THE TASK => Can you give again the part that opens with the line containing "Patent image size: (854, 676)." and closes with the line containing "The ray bundle 1020-2B is at (577, 301).", with "ray tracing" replaced by "ray casting" and nothing else changed?

--- START OF RECORDS TO USE ---

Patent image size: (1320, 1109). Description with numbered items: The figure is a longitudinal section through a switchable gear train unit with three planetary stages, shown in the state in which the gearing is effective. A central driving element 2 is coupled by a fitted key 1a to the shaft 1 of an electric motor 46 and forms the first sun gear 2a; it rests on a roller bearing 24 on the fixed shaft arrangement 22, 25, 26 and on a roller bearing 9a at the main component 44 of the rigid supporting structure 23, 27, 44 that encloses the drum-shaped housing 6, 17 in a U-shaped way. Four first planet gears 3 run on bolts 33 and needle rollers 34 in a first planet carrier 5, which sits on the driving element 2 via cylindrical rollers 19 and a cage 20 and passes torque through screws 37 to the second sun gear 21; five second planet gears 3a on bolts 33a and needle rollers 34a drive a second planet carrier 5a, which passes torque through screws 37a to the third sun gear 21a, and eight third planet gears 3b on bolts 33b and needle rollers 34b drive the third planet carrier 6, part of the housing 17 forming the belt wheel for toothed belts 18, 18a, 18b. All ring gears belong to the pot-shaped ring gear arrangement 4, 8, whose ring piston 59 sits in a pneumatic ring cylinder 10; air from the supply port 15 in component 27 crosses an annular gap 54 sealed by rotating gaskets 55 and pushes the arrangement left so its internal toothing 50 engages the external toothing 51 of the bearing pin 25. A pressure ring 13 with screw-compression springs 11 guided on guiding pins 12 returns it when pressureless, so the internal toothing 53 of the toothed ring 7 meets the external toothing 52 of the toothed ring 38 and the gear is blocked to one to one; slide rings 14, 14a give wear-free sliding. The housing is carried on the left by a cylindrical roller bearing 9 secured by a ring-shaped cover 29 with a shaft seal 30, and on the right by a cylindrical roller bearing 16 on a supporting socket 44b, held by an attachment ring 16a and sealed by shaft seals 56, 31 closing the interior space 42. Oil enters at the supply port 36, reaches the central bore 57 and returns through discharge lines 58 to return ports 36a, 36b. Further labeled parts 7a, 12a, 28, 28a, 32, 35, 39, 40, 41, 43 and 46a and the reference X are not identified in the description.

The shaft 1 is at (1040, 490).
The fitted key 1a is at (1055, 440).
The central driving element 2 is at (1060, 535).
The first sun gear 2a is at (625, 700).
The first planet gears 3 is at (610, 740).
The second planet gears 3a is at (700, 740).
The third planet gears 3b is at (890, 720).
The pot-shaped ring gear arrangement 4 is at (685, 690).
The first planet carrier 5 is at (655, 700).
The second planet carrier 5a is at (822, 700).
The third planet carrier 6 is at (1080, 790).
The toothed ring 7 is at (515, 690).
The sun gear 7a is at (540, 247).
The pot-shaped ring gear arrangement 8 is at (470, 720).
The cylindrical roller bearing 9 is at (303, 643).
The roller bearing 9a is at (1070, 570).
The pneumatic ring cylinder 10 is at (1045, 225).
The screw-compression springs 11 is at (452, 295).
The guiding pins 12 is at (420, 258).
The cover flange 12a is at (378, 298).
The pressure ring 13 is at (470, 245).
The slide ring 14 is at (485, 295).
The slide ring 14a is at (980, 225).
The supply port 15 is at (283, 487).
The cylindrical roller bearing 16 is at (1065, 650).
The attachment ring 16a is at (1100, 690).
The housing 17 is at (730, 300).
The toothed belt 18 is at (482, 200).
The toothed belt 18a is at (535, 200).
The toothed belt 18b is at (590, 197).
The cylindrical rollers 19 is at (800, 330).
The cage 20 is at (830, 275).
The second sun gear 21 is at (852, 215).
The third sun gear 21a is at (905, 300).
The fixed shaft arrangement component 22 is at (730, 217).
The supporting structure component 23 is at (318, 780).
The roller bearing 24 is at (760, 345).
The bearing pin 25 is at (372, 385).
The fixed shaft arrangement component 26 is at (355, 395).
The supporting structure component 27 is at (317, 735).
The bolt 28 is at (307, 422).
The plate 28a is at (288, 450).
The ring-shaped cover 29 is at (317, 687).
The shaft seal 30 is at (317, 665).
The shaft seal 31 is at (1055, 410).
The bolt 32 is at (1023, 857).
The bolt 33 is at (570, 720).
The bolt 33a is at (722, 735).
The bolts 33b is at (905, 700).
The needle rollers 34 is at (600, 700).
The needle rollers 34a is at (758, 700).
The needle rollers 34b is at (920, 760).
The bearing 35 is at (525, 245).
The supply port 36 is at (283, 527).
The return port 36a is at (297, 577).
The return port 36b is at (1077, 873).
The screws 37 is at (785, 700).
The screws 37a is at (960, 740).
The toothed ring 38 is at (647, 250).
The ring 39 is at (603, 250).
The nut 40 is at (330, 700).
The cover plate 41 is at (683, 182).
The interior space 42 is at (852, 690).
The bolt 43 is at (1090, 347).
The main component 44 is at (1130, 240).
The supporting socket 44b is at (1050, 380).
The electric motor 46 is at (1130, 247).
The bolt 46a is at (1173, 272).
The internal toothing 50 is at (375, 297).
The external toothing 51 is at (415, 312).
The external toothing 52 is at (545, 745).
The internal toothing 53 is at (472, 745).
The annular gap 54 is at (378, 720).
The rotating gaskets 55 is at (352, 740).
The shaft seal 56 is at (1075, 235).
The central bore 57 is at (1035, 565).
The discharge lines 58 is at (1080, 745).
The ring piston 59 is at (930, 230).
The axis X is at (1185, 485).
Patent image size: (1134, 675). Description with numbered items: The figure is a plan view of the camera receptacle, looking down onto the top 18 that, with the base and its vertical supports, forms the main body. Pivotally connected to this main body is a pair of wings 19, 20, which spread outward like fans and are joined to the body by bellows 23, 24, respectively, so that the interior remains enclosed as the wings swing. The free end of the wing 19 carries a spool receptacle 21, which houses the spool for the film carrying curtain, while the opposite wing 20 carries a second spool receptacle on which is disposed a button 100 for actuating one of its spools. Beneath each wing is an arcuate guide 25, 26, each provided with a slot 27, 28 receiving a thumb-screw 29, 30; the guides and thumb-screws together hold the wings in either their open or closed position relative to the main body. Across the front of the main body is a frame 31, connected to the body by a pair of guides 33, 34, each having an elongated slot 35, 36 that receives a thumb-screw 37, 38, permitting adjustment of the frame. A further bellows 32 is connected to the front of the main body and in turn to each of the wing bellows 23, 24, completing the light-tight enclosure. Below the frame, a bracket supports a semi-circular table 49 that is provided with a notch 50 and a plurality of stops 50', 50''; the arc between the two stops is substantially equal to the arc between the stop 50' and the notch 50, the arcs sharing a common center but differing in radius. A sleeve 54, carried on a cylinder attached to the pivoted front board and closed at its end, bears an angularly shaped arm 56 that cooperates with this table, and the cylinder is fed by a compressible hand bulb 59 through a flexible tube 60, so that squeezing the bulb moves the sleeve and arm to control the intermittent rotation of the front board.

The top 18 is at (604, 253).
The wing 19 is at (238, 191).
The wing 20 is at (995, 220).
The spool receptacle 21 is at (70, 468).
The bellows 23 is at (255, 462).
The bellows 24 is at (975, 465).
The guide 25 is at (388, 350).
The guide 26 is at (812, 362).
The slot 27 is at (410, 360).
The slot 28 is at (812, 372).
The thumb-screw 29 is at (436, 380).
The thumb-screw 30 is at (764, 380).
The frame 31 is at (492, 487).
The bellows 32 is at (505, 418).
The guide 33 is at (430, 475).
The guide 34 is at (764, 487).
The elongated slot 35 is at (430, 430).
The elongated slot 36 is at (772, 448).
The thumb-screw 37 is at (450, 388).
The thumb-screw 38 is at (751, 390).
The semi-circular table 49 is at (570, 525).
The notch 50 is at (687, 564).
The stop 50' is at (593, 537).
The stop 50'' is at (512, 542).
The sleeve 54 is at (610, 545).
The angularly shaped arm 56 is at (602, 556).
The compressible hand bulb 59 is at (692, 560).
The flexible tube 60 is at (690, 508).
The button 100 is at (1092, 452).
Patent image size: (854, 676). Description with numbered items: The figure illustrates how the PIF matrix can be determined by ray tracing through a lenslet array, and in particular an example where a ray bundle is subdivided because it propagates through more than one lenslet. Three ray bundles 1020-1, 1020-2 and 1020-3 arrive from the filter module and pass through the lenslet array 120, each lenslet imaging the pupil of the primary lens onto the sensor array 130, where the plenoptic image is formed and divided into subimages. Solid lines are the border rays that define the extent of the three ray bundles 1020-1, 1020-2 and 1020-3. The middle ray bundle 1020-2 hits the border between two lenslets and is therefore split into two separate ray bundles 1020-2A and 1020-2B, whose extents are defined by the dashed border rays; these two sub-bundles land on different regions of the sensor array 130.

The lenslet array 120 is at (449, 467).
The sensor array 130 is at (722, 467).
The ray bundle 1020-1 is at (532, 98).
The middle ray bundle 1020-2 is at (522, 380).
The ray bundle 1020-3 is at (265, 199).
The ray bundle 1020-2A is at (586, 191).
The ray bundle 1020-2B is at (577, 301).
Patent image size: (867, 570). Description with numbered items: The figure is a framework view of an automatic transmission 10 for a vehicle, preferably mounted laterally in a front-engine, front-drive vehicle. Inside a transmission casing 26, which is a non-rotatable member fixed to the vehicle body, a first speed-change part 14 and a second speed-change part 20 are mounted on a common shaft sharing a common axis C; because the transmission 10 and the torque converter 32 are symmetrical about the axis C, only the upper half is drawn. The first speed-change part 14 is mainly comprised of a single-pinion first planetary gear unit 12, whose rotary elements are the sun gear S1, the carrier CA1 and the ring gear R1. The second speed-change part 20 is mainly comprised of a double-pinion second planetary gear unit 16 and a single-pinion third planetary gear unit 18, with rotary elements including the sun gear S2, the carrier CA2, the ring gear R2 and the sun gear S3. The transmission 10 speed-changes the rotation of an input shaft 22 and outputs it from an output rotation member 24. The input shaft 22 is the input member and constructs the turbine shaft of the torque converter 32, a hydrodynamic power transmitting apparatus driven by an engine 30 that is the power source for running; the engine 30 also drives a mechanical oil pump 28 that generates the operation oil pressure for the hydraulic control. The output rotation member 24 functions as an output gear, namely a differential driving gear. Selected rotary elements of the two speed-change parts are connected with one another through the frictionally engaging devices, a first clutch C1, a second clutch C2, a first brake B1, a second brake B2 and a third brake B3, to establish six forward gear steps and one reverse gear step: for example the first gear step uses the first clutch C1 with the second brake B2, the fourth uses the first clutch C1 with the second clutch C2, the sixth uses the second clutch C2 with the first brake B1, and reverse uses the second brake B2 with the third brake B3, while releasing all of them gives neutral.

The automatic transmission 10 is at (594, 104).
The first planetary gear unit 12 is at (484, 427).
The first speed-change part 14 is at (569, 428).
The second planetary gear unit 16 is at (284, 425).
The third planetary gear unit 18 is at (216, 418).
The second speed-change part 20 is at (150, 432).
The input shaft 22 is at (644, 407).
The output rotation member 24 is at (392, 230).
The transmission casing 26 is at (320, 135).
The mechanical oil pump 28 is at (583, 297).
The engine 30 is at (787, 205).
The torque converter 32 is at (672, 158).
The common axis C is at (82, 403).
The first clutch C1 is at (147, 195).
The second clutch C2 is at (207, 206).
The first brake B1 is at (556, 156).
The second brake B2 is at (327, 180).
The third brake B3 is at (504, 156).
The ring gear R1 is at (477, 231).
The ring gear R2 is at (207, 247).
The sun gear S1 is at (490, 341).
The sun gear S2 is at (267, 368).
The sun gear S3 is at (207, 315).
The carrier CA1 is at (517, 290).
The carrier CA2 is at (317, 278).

--- END OF RECORDS TO USE ---

WRITTEN RESPONSE =>
Patent image size: (854, 676). Description with numbered items: The figure illustrates how the PIF matrix can be determined by ray casting through a lenslet array, and in particular an example where a ray bundle is subdivided because it propagates through more than one lenslet. Three ray bundles 1020-1, 1020-2 and 1020-3 arrive from the filter module and pass through the lenslet array 120, each lenslet imaging the pupil of the primary lens onto the sensor array 130, where the plenoptic image is formed and divided into subimages. Solid lines are the border rays that define the extent of the three ray bundles 1020-1, 1020-2 and 1020-3. The middle ray bundle 1020-2 hits the border between two lenslets and is therefore split into two separate ray bundles 1020-2A and 1020-2B, whose extents are defined by the dashed border rays; these two sub-bundles land on different regions of the sensor array 130.

The lenslet array 120 is at (449, 467).
The sensor array 130 is at (722, 467).
The ray bundle 1020-1 is at (532, 98).
The middle ray bundle 1020-2 is at (522, 380).
The ray bundle 1020-3 is at (265, 199).
The ray bundle 1020-2A is at (586, 191).
The ray bundle 1020-2B is at (577, 301).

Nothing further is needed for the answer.